■ DIRECTIONS FOR THIS TASK
Reprint all of the data below exactly as shown and skip every image.

■ RECORDS PROVIDED

####

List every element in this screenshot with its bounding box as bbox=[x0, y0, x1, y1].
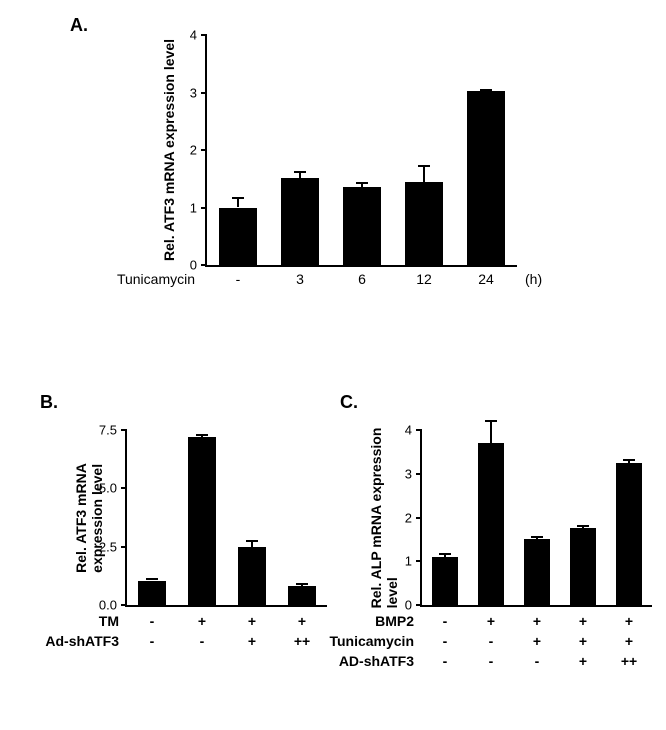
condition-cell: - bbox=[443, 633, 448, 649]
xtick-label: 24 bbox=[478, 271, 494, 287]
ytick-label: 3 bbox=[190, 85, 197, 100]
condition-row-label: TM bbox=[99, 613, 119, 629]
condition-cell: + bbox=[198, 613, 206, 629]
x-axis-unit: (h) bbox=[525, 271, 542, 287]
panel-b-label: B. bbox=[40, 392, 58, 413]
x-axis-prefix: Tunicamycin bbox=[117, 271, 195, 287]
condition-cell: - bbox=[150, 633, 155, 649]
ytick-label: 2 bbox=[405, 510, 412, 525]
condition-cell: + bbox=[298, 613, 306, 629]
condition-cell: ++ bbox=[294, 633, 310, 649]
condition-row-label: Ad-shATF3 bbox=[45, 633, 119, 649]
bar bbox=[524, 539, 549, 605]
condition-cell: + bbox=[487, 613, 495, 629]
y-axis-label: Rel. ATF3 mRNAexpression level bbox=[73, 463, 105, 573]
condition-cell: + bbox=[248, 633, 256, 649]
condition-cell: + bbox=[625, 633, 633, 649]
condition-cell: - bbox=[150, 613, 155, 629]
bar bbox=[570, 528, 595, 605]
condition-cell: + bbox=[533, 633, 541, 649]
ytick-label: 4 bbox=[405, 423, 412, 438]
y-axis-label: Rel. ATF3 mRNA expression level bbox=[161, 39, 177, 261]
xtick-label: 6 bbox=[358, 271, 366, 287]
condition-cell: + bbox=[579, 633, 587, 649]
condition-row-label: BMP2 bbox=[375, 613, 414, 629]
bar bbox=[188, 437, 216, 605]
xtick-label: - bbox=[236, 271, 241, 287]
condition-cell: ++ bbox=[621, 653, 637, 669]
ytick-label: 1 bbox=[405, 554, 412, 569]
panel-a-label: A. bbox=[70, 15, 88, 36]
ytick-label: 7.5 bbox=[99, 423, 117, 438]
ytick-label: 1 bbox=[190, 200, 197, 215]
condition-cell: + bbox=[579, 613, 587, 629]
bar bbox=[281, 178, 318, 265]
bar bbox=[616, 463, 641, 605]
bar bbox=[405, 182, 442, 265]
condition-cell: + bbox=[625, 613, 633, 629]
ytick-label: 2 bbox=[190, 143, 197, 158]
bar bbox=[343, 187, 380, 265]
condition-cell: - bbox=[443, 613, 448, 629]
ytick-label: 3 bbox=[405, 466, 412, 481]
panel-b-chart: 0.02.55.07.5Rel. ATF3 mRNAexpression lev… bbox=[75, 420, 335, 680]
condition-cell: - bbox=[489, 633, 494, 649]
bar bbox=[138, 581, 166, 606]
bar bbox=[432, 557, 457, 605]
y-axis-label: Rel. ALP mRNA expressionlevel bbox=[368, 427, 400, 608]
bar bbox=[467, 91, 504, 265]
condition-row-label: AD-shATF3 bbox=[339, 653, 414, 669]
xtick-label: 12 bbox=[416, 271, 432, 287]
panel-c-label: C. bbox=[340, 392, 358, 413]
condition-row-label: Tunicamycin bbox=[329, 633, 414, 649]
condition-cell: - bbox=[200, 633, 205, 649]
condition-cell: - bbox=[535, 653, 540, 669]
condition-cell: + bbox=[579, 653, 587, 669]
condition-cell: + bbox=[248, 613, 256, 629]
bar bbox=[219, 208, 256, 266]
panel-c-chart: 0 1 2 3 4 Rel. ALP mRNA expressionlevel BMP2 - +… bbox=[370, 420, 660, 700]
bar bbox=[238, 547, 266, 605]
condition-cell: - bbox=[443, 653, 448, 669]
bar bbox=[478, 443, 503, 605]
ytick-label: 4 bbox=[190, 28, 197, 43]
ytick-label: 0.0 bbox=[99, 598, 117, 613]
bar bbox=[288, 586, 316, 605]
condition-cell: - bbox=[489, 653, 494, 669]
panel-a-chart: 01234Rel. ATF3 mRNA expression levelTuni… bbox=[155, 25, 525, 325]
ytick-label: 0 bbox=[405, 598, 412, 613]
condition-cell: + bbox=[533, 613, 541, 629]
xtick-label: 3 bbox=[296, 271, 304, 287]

####

■ RESULT
List every element in this screenshot with its bounding box as bbox=[x0, y0, x1, y1].
condition-cell: - bbox=[443, 633, 448, 649]
xtick-label: 24 bbox=[478, 271, 494, 287]
ytick-label: 3 bbox=[190, 85, 197, 100]
condition-row-label: TM bbox=[99, 613, 119, 629]
condition-cell: + bbox=[198, 613, 206, 629]
x-axis-unit: (h) bbox=[525, 271, 542, 287]
panel-b-label: B. bbox=[40, 392, 58, 413]
x-axis-prefix: Tunicamycin bbox=[117, 271, 195, 287]
condition-cell: - bbox=[150, 633, 155, 649]
ytick-label: 2 bbox=[405, 510, 412, 525]
condition-cell: + bbox=[298, 613, 306, 629]
condition-cell: ++ bbox=[294, 633, 310, 649]
condition-row-label: Ad-shATF3 bbox=[45, 633, 119, 649]
bar bbox=[524, 539, 549, 605]
condition-cell: + bbox=[487, 613, 495, 629]
y-axis-label: Rel. ATF3 mRNAexpression level bbox=[73, 463, 105, 573]
condition-cell: + bbox=[248, 633, 256, 649]
condition-cell: + bbox=[625, 633, 633, 649]
condition-cell: - bbox=[150, 613, 155, 629]
bar bbox=[570, 528, 595, 605]
condition-cell: + bbox=[533, 633, 541, 649]
ytick-label: 4 bbox=[405, 423, 412, 438]
y-axis-label: Rel. ATF3 mRNA expression level bbox=[161, 39, 177, 261]
xtick-label: 6 bbox=[358, 271, 366, 287]
condition-cell: + bbox=[579, 633, 587, 649]
condition-row-label: BMP2 bbox=[375, 613, 414, 629]
bar bbox=[188, 437, 216, 605]
xtick-label: - bbox=[236, 271, 241, 287]
condition-cell: ++ bbox=[621, 653, 637, 669]
ytick-label: 1 bbox=[405, 554, 412, 569]
panel-a-label: A. bbox=[70, 15, 88, 36]
ytick-label: 7.5 bbox=[99, 423, 117, 438]
ytick-label: 1 bbox=[190, 200, 197, 215]
condition-cell: + bbox=[579, 613, 587, 629]
bar bbox=[281, 178, 318, 265]
bar bbox=[616, 463, 641, 605]
bar bbox=[405, 182, 442, 265]
condition-cell: + bbox=[625, 613, 633, 629]
ytick-label: 2 bbox=[190, 143, 197, 158]
bar bbox=[343, 187, 380, 265]
condition-cell: - bbox=[443, 613, 448, 629]
ytick-label: 3 bbox=[405, 466, 412, 481]
panel-b-chart: 0.02.55.07.5Rel. ATF3 mRNAexpression lev… bbox=[75, 420, 335, 680]
condition-cell: - bbox=[489, 633, 494, 649]
bar bbox=[138, 581, 166, 606]
bar bbox=[432, 557, 457, 605]
y-axis-label: Rel. ALP mRNA expressionlevel bbox=[368, 427, 400, 608]
bar bbox=[467, 91, 504, 265]
condition-row-label: AD-shATF3 bbox=[339, 653, 414, 669]
xtick-label: 12 bbox=[416, 271, 432, 287]
panel-c-label: C. bbox=[340, 392, 358, 413]
condition-row-label: Tunicamycin bbox=[329, 633, 414, 649]
condition-cell: - bbox=[200, 633, 205, 649]
condition-cell: - bbox=[535, 653, 540, 669]
condition-cell: + bbox=[579, 653, 587, 669]
condition-cell: + bbox=[248, 613, 256, 629]
bar bbox=[219, 208, 256, 266]
panel-c-chart: 0 1 2 3 4 Rel. ALP mRNA expressionlevel BMP2 - +… bbox=[370, 420, 660, 700]
bar bbox=[238, 547, 266, 605]
condition-cell: - bbox=[443, 653, 448, 669]
bar bbox=[478, 443, 503, 605]
ytick-label: 4 bbox=[190, 28, 197, 43]
ytick-label: 0.0 bbox=[99, 598, 117, 613]
bar bbox=[288, 586, 316, 605]
condition-cell: - bbox=[489, 653, 494, 669]
panel-a-chart: 01234Rel. ATF3 mRNA expression levelTuni… bbox=[155, 25, 525, 325]
ytick-label: 0 bbox=[405, 598, 412, 613]
condition-cell: + bbox=[533, 613, 541, 629]
xtick-label: 3 bbox=[296, 271, 304, 287]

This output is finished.